■ Source document ■

· · · · · · ·

MLA style cites Bible passages by naming the version, then the book, chapter, and verse, with a matching Works Cited entry for that edition.
If you’re quoting or paraphrasing scripture in an MLA paper, the pattern is simpler than it looks. You do not handle the Bible like a journal article, and you do not lean on page numbers the way you would with a novel. Your reader needs the Bible version you used and the exact passage in book, chapter, and verse form.
Once you know the version, the book abbreviation, and where the full source sits on your Works Cited page, the rest falls into place. Students usually stumble on three points: when to name the version, when to shorten the book, and what to do with online Bibles or study editions.
What MLA Wants From A Bible Citation
MLA treats the Bible as a classic work with named divisions. So your citation points readers to those divisions instead of regular page numbers. In plain terms, that means the citation must tell readers which Bible you used and which passage you borrowed.
- The edition or version you used, such as ESV, NIV, KJV, or NRSVUE.
- The passage location in book, chapter, and verse form.
- A full Works Cited entry for the edition, app, or website that matches the wording in your text.

· · · · · · ·

Dataset items
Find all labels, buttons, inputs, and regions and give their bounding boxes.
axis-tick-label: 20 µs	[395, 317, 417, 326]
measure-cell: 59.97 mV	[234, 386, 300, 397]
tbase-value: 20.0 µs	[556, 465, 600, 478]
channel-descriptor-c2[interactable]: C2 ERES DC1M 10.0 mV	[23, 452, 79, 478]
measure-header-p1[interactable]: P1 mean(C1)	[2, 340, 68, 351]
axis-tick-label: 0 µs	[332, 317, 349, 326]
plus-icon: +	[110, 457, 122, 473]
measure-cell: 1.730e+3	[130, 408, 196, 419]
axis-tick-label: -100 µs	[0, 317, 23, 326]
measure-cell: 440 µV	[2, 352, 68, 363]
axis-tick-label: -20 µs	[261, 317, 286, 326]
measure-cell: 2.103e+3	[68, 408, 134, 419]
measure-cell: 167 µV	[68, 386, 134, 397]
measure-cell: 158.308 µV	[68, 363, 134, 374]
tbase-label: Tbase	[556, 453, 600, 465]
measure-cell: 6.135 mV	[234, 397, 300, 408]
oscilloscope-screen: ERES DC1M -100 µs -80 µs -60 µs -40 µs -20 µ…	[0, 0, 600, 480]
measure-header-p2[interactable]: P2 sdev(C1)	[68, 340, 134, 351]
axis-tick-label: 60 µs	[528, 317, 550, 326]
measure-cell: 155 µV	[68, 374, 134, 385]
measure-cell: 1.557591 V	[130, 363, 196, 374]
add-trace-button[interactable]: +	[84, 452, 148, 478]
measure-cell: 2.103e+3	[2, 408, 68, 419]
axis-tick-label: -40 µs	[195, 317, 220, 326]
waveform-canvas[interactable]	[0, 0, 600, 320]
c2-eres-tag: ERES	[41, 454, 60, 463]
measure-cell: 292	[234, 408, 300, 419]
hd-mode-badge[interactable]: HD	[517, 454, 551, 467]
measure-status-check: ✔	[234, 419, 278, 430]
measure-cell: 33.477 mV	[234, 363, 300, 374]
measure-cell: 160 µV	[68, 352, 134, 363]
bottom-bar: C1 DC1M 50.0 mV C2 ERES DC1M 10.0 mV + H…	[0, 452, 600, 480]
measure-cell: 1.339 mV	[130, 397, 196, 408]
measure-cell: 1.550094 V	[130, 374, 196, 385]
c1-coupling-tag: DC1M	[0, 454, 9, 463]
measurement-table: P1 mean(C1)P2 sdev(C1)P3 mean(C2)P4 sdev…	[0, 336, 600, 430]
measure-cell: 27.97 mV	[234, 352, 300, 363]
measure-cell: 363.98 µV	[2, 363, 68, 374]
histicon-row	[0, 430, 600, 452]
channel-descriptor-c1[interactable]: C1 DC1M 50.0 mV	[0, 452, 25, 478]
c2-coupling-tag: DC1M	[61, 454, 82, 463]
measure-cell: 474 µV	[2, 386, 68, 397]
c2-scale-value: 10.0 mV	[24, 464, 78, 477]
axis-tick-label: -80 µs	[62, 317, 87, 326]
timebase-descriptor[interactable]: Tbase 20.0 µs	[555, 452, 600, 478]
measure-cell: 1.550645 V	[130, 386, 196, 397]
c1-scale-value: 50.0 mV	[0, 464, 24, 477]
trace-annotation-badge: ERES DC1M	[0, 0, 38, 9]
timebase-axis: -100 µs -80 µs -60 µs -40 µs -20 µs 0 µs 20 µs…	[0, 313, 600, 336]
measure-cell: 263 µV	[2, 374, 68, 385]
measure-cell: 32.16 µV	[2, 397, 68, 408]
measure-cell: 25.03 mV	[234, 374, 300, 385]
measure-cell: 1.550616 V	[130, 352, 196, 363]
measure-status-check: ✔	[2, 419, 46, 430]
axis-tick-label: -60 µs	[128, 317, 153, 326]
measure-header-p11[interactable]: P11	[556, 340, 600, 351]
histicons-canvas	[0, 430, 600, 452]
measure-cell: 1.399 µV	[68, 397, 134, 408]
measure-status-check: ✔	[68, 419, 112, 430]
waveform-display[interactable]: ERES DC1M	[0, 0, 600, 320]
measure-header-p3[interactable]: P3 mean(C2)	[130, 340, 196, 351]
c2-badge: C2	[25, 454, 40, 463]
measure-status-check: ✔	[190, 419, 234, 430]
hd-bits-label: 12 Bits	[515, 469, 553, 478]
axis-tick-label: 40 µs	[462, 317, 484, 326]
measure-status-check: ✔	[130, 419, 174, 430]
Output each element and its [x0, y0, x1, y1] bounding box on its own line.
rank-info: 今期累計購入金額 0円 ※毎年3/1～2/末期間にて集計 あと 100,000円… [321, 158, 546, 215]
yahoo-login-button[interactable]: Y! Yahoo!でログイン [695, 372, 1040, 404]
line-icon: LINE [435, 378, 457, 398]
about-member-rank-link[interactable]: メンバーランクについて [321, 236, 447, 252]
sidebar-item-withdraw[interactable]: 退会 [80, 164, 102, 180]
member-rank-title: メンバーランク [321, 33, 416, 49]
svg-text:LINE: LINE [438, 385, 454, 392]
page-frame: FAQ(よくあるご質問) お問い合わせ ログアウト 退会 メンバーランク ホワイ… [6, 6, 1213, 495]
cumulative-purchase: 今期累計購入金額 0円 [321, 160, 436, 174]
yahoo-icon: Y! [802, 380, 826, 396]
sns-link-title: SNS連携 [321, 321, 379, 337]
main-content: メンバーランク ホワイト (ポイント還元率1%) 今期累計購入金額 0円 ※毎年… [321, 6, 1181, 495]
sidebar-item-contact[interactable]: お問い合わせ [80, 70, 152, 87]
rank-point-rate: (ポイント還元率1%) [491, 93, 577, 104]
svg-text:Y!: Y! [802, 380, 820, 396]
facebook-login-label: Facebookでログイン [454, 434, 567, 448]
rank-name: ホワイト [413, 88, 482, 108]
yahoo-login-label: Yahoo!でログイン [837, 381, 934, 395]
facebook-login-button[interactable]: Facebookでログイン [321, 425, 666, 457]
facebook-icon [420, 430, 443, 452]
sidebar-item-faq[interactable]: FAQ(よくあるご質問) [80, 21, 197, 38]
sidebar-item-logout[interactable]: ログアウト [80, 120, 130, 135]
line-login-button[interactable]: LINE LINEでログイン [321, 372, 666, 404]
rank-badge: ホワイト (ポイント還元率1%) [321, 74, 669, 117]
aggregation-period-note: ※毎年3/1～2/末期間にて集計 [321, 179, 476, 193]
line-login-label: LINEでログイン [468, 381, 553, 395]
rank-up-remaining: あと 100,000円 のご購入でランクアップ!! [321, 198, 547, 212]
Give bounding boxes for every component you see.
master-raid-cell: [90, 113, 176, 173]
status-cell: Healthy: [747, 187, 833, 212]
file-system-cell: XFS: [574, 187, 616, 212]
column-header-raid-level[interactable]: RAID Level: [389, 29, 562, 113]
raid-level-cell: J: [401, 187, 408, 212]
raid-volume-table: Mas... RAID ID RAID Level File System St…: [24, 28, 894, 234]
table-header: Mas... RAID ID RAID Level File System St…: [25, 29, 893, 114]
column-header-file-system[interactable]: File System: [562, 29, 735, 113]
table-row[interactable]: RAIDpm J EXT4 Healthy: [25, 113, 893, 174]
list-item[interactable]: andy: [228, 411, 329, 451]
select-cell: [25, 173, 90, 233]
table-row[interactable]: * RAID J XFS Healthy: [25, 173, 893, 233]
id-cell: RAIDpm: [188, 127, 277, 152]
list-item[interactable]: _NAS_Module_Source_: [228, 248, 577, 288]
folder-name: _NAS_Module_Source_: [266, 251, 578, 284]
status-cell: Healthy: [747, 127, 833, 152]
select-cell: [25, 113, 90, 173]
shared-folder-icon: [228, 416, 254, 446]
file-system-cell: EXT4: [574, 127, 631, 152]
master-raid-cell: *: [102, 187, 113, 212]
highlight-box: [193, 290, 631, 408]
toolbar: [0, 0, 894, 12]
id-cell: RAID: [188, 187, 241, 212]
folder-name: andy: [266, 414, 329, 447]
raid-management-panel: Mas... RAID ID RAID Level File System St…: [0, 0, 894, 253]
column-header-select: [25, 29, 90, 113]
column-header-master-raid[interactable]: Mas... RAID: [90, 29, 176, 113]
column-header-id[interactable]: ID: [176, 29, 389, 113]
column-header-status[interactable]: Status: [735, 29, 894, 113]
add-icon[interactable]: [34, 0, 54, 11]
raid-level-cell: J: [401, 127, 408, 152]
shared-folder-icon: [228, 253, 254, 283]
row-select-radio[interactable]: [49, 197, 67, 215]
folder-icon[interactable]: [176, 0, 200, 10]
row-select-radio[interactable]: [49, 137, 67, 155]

· · · · · · ·

■ Direction ■
Can you carry on with the guide to citing Bible passages in MLA style, picking up right after its last line?

■ Written reply ■
Once those three pieces match, your citation usually works. The style asks for a clear trail from the sentence on the page to the exact source in your Works Cited list.
Citing Bible Verses In MLA Without Missing The Small Stuff
Name The Version In The First Citation
Your first in-text citation should tell the reader which Bible you are using. If your sentence already names the version, you can keep the parenthetical lean. If not, place the version in the citation itself before the book and verse reference.
The MLA Style Center’s note on verse numbers states that scripture is cited by book, chapter, and verse. A first citation might read like this: (New Revised Standard Version Updated Edition, John 1.1). After that first mention, you can usually drop the version if every later quotation comes from the same edition.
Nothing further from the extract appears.